Collection entries:
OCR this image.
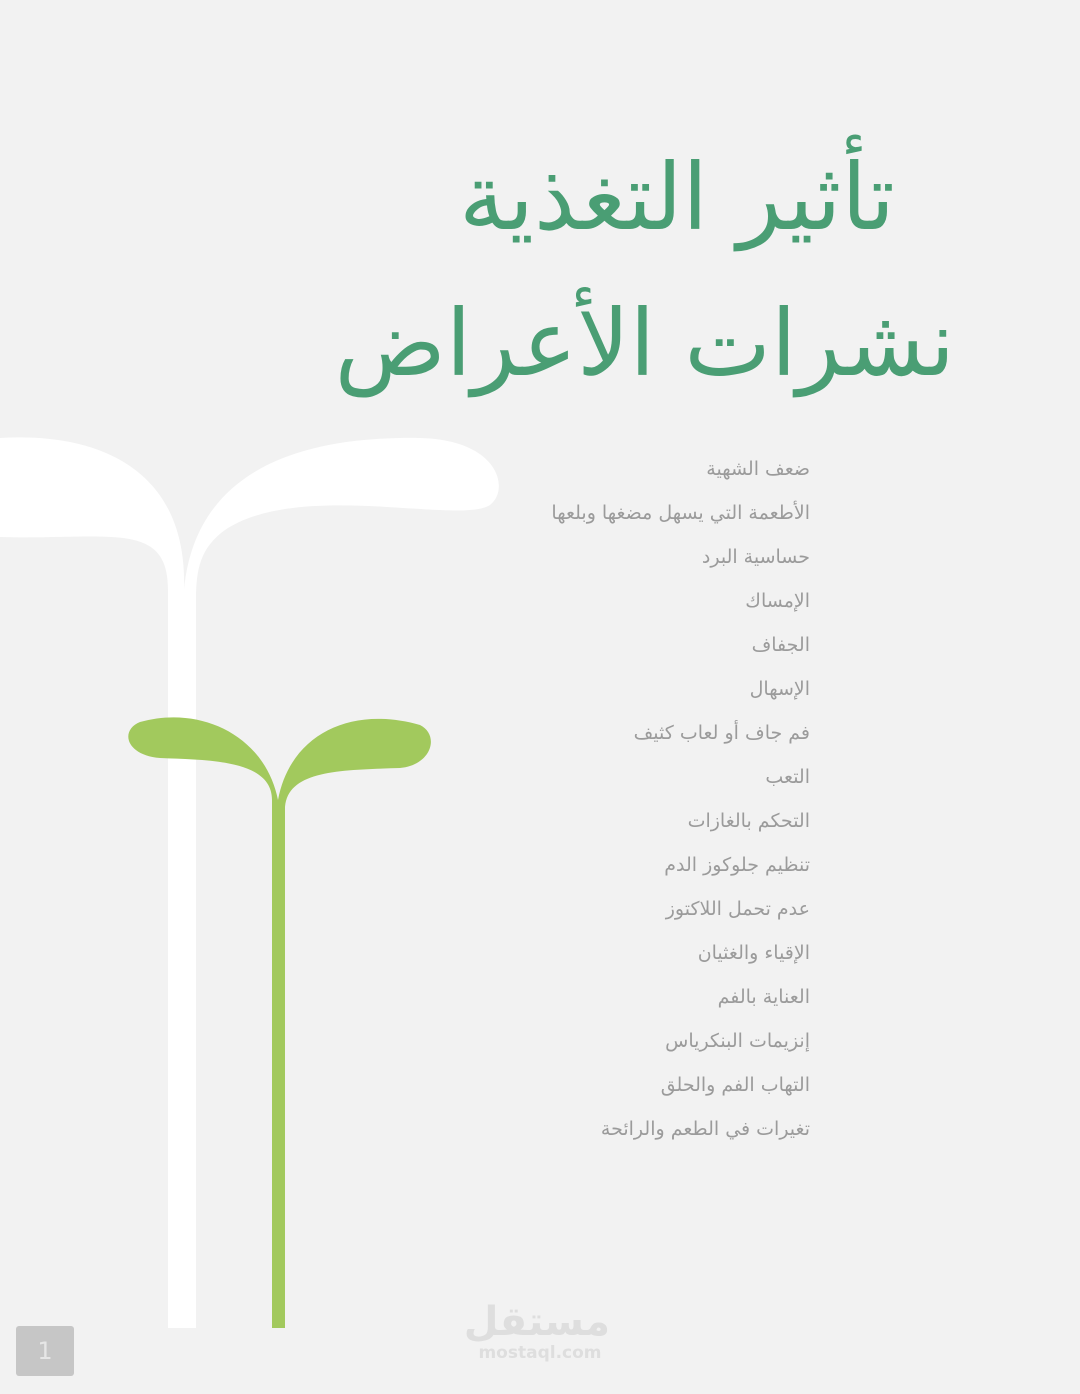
تأثير التغذية
نشرات الأعراض
ضعف الشهية
الأطعمة التي يسهل مضغها وبلعها
حساسية البرد
الإمساك
الجفاف
الإسهال
فم جاف أو لعاب كثيف
التعب
التحكم بالغازات
تنظيم جلوكوز الدم
عدم تحمل اللاكتوز
الإقياء والغثيان
العناية بالفم
إنزيمات البنكرياس
التهاب الفم والحلق
تغيرات في الطعم والرائحة
مستقل
mostaql.com
1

(WORK TO DO)
Write out the whole listing exactly, and drop the pictures.

(ANSWER BELOW)
OCR this image.
تأثير التغذية
نشرات الأعراض
ضعف الشهية
الأطعمة التي يسهل مضغها وبلعها
حساسية البرد
الإمساك
الجفاف
الإسهال
فم جاف أو لعاب كثيف
التعب
التحكم بالغازات
تنظيم جلوكوز الدم
عدم تحمل اللاكتوز
الإقياء والغثيان
العناية بالفم
إنزيمات البنكرياس
التهاب الفم والحلق
تغيرات في الطعم والرائحة
مستقل
mostaql.com
1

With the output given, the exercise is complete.